# ENTRIES SHOWN
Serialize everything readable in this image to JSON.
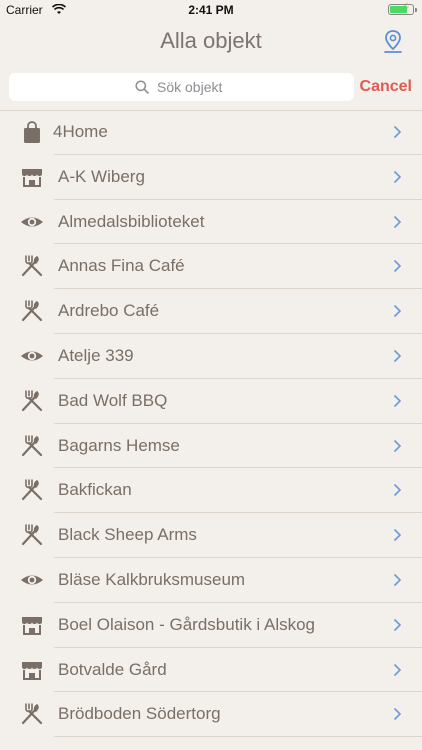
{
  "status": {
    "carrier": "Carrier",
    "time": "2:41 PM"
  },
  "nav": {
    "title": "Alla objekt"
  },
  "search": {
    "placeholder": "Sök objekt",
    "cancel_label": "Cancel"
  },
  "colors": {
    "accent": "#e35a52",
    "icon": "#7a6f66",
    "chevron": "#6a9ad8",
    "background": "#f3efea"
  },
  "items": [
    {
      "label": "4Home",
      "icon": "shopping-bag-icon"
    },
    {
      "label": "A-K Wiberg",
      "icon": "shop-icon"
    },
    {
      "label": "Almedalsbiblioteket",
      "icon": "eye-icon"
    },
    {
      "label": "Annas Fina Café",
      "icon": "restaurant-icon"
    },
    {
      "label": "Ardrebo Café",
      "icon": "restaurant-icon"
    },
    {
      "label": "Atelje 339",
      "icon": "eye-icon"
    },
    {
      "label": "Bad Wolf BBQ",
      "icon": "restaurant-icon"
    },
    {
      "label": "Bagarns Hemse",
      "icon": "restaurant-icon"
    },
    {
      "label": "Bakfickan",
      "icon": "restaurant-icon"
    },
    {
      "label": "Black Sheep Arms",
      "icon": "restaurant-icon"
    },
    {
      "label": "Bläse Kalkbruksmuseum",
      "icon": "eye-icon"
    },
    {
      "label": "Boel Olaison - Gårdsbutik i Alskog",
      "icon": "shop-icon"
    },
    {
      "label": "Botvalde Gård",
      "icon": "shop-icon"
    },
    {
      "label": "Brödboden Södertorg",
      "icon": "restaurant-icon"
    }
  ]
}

...

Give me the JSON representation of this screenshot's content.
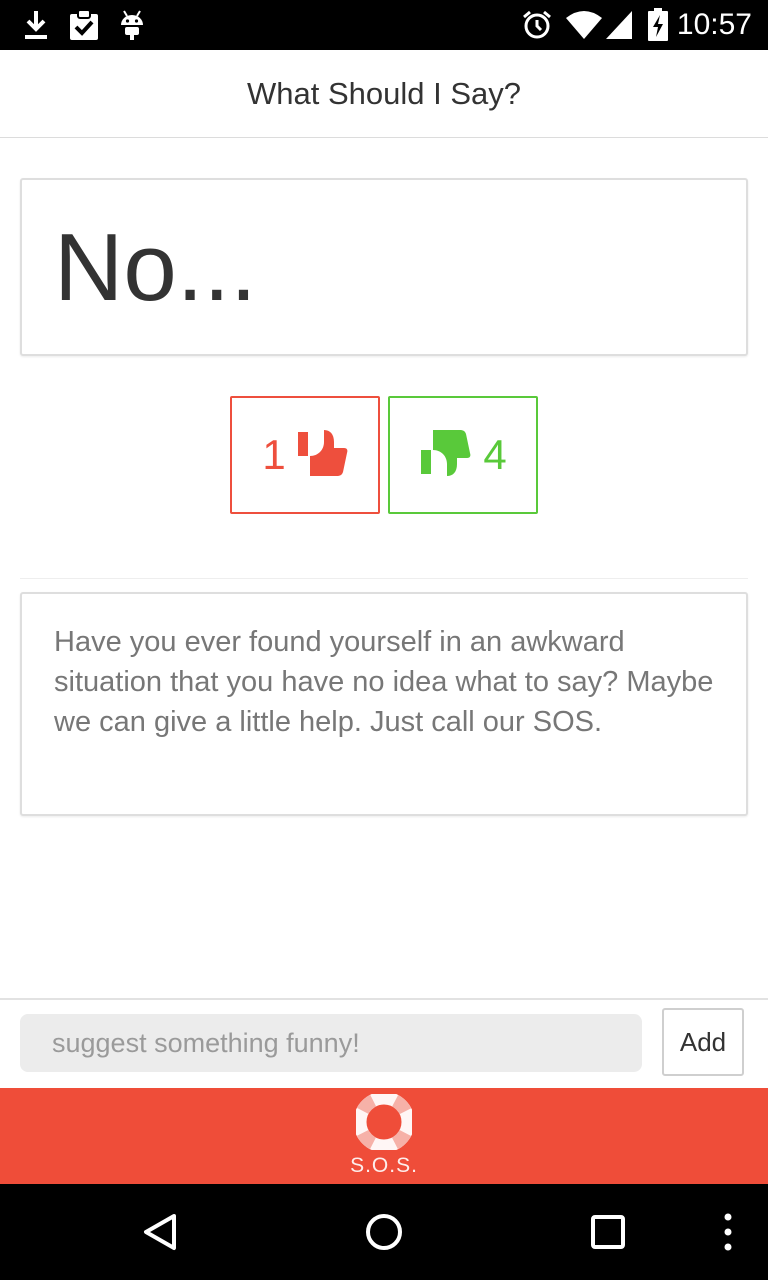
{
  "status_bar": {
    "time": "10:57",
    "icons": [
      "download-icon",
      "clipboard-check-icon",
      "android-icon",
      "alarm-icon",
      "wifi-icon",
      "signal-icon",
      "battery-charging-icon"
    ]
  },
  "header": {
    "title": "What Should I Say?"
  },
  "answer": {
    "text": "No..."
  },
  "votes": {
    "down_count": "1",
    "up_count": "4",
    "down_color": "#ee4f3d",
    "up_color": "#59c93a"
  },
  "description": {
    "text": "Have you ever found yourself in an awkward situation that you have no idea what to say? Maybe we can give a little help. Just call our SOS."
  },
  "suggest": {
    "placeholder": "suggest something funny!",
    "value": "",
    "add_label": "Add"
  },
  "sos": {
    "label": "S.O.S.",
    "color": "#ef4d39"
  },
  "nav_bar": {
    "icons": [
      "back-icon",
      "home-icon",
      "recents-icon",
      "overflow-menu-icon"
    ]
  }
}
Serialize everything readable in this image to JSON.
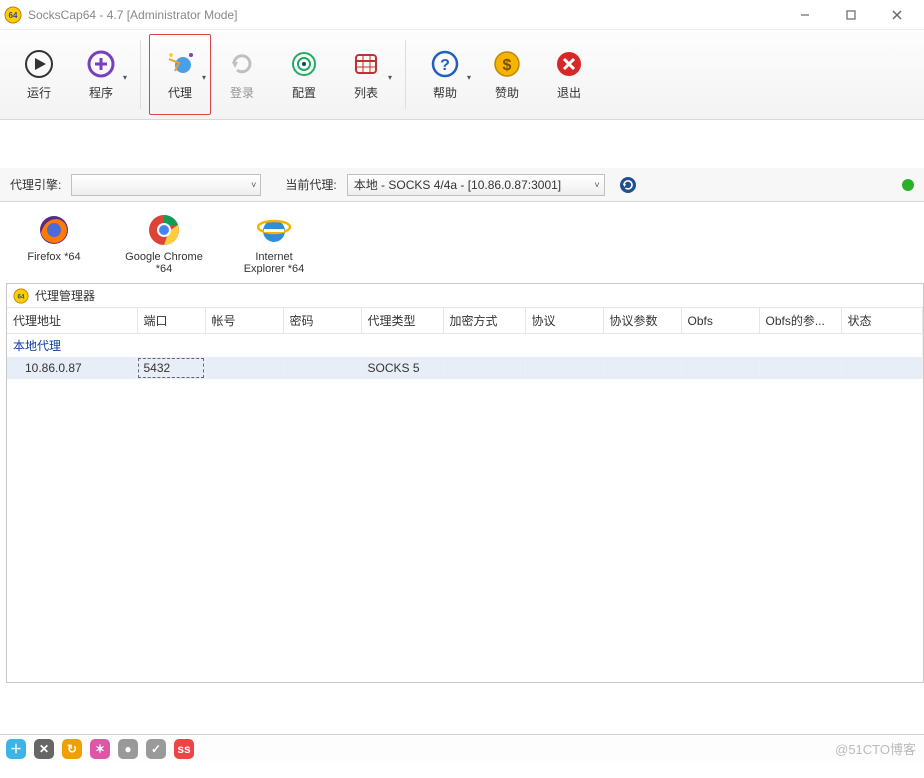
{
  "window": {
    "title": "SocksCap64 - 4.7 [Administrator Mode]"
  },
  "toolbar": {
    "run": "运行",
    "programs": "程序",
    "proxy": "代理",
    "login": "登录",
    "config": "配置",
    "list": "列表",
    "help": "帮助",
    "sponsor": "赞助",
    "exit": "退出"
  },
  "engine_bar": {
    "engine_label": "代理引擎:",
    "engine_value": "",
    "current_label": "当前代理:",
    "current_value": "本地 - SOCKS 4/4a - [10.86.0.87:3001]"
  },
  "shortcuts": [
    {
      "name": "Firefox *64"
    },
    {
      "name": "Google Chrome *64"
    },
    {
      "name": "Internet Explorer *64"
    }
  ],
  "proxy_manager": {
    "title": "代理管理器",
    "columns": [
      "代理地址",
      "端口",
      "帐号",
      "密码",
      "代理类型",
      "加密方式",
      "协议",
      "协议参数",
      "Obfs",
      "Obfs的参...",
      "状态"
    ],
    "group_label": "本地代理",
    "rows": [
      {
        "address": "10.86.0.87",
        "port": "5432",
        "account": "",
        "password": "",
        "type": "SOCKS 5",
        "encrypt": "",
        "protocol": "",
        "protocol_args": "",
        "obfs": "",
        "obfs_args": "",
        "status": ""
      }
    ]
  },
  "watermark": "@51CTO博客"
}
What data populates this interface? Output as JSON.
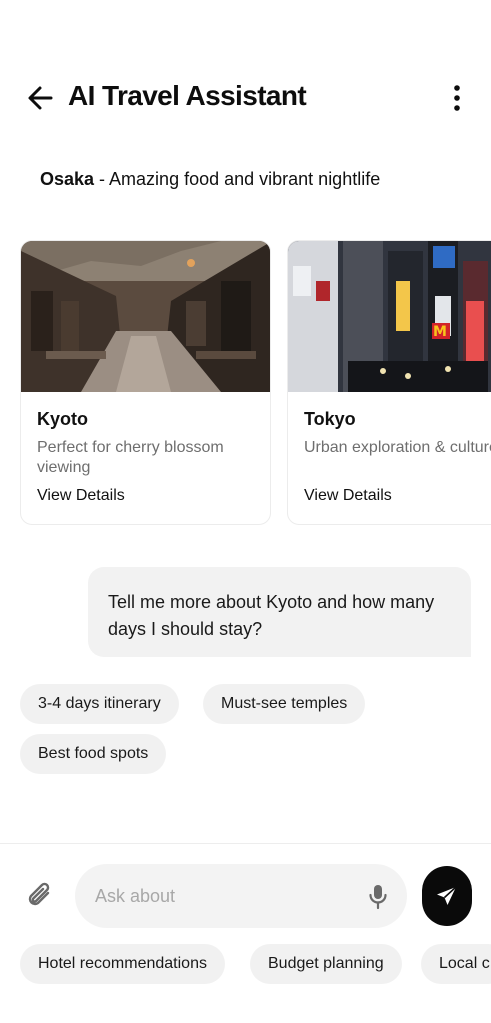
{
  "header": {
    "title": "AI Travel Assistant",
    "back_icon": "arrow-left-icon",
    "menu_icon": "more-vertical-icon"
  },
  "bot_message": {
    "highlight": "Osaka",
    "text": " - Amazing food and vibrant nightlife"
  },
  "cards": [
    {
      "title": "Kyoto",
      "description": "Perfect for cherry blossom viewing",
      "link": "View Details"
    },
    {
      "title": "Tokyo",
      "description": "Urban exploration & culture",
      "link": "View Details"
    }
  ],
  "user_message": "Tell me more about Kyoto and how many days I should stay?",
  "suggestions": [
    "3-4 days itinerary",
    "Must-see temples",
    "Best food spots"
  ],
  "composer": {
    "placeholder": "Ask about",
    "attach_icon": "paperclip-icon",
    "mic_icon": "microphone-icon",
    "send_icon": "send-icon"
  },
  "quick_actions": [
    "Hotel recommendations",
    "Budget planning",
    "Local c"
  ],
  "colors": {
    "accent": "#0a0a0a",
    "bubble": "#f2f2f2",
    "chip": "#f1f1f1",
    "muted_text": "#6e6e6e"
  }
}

# EXERCISE
State the number of lines in the data that include the string "days", and add nothing else.

# THE RESPONSE
2